*INPUT MATERIAL*.
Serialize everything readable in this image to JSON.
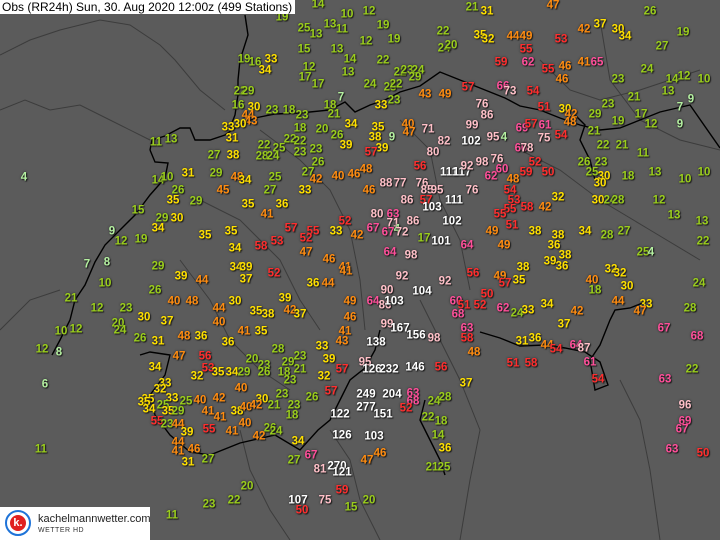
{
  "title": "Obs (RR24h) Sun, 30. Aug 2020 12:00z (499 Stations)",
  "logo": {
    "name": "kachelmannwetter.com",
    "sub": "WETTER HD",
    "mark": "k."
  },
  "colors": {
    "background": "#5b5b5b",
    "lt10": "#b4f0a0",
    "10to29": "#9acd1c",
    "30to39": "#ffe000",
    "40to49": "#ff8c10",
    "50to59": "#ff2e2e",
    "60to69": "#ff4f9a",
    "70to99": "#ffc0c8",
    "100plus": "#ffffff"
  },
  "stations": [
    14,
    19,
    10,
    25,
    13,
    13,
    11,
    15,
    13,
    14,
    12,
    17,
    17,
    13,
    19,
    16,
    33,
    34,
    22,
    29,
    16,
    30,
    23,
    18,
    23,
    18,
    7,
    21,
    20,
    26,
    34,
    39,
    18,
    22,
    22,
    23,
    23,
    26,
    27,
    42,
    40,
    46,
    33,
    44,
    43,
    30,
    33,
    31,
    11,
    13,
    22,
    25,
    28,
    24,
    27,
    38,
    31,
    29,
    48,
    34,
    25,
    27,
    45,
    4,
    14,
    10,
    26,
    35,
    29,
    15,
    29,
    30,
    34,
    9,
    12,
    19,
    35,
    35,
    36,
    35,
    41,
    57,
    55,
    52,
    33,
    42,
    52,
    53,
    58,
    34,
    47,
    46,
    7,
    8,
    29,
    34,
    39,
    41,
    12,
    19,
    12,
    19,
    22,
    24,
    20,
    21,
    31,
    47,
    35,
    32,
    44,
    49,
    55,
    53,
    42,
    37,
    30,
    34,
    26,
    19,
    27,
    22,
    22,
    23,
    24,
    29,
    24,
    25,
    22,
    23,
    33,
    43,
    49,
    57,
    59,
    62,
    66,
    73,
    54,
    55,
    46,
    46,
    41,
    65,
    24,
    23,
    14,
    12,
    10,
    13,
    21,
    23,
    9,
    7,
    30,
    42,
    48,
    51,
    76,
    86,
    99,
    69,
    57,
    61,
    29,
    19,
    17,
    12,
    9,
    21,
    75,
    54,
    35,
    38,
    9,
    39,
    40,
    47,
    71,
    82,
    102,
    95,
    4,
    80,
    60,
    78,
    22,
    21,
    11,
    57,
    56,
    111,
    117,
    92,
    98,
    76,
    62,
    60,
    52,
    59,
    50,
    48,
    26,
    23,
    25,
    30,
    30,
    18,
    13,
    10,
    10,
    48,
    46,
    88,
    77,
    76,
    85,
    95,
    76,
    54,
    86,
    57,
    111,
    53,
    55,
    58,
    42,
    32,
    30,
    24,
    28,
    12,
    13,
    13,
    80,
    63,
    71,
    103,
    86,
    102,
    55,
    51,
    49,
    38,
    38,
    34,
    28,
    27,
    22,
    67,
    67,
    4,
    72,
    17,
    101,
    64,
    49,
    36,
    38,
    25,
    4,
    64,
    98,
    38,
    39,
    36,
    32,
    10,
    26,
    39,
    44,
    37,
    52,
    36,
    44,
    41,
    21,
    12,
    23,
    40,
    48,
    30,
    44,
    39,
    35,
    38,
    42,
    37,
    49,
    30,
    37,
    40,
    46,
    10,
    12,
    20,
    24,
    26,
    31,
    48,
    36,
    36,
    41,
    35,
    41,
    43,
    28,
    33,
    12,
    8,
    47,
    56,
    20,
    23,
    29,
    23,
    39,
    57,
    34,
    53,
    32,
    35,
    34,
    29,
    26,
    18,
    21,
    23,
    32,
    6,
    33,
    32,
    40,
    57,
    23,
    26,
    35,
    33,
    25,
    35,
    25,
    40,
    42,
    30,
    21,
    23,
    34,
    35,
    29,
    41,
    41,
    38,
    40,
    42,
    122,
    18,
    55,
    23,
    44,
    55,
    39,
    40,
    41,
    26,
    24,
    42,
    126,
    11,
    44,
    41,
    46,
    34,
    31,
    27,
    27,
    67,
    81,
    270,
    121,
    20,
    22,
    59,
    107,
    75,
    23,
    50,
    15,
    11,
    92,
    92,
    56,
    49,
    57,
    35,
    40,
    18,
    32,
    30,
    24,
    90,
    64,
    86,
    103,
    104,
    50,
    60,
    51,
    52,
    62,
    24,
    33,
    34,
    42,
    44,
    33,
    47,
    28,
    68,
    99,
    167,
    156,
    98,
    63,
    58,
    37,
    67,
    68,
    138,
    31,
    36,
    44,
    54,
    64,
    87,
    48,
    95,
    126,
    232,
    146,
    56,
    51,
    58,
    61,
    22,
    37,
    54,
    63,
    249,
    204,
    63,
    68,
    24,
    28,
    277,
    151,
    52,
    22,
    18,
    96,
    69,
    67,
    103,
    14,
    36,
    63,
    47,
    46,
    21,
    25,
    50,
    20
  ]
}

*WHAT IS NEEDED*.
From the material above, reproduce everything verbatim except the pictures.

*ANSWER FOR THIS EXERCISE*.
Serialize everything readable in this image to JSON.
{
  "title": "Obs (RR24h) Sun, 30. Aug 2020 12:00z (499 Stations)",
  "logo": {
    "name": "kachelmannwetter.com",
    "sub": "WETTER HD",
    "mark": "k."
  },
  "colors": {
    "background": "#5b5b5b",
    "lt10": "#b4f0a0",
    "10to29": "#9acd1c",
    "30to39": "#ffe000",
    "40to49": "#ff8c10",
    "50to59": "#ff2e2e",
    "60to69": "#ff4f9a",
    "70to99": "#ffc0c8",
    "100plus": "#ffffff"
  },
  "stations": [
    14,
    19,
    10,
    25,
    13,
    13,
    11,
    15,
    13,
    14,
    12,
    17,
    17,
    13,
    19,
    16,
    33,
    34,
    22,
    29,
    16,
    30,
    23,
    18,
    23,
    18,
    7,
    21,
    20,
    26,
    34,
    39,
    18,
    22,
    22,
    23,
    23,
    26,
    27,
    42,
    40,
    46,
    33,
    44,
    43,
    30,
    33,
    31,
    11,
    13,
    22,
    25,
    28,
    24,
    27,
    38,
    31,
    29,
    48,
    34,
    25,
    27,
    45,
    4,
    14,
    10,
    26,
    35,
    29,
    15,
    29,
    30,
    34,
    9,
    12,
    19,
    35,
    35,
    36,
    35,
    41,
    57,
    55,
    52,
    33,
    42,
    52,
    53,
    58,
    34,
    47,
    46,
    7,
    8,
    29,
    34,
    39,
    41,
    12,
    19,
    12,
    19,
    22,
    24,
    20,
    21,
    31,
    47,
    35,
    32,
    44,
    49,
    55,
    53,
    42,
    37,
    30,
    34,
    26,
    19,
    27,
    22,
    22,
    23,
    24,
    29,
    24,
    25,
    22,
    23,
    33,
    43,
    49,
    57,
    59,
    62,
    66,
    73,
    54,
    55,
    46,
    46,
    41,
    65,
    24,
    23,
    14,
    12,
    10,
    13,
    21,
    23,
    9,
    7,
    30,
    42,
    48,
    51,
    76,
    86,
    99,
    69,
    57,
    61,
    29,
    19,
    17,
    12,
    9,
    21,
    75,
    54,
    35,
    38,
    9,
    39,
    40,
    47,
    71,
    82,
    102,
    95,
    4,
    80,
    60,
    78,
    22,
    21,
    11,
    57,
    56,
    111,
    117,
    92,
    98,
    76,
    62,
    60,
    52,
    59,
    50,
    48,
    26,
    23,
    25,
    30,
    30,
    18,
    13,
    10,
    10,
    48,
    46,
    88,
    77,
    76,
    85,
    95,
    76,
    54,
    86,
    57,
    111,
    53,
    55,
    58,
    42,
    32,
    30,
    24,
    28,
    12,
    13,
    13,
    80,
    63,
    71,
    103,
    86,
    102,
    55,
    51,
    49,
    38,
    38,
    34,
    28,
    27,
    22,
    67,
    67,
    4,
    72,
    17,
    101,
    64,
    49,
    36,
    38,
    25,
    4,
    64,
    98,
    38,
    39,
    36,
    32,
    10,
    26,
    39,
    44,
    37,
    52,
    36,
    44,
    41,
    21,
    12,
    23,
    40,
    48,
    30,
    44,
    39,
    35,
    38,
    42,
    37,
    49,
    30,
    37,
    40,
    46,
    10,
    12,
    20,
    24,
    26,
    31,
    48,
    36,
    36,
    41,
    35,
    41,
    43,
    28,
    33,
    12,
    8,
    47,
    56,
    20,
    23,
    29,
    23,
    39,
    57,
    34,
    53,
    32,
    35,
    34,
    29,
    26,
    18,
    21,
    23,
    32,
    6,
    33,
    32,
    40,
    57,
    23,
    26,
    35,
    33,
    25,
    35,
    25,
    40,
    42,
    30,
    21,
    23,
    34,
    35,
    29,
    41,
    41,
    38,
    40,
    42,
    122,
    18,
    55,
    23,
    44,
    55,
    39,
    40,
    41,
    26,
    24,
    42,
    126,
    11,
    44,
    41,
    46,
    34,
    31,
    27,
    27,
    67,
    81,
    270,
    121,
    20,
    22,
    59,
    107,
    75,
    23,
    50,
    15,
    11,
    92,
    92,
    56,
    49,
    57,
    35,
    40,
    18,
    32,
    30,
    24,
    90,
    64,
    86,
    103,
    104,
    50,
    60,
    51,
    52,
    62,
    24,
    33,
    34,
    42,
    44,
    33,
    47,
    28,
    68,
    99,
    167,
    156,
    98,
    63,
    58,
    37,
    67,
    68,
    138,
    31,
    36,
    44,
    54,
    64,
    87,
    48,
    95,
    126,
    232,
    146,
    56,
    51,
    58,
    61,
    22,
    37,
    54,
    63,
    249,
    204,
    63,
    68,
    24,
    28,
    277,
    151,
    52,
    22,
    18,
    96,
    69,
    67,
    103,
    14,
    36,
    63,
    47,
    46,
    21,
    25,
    50,
    20
  ]
}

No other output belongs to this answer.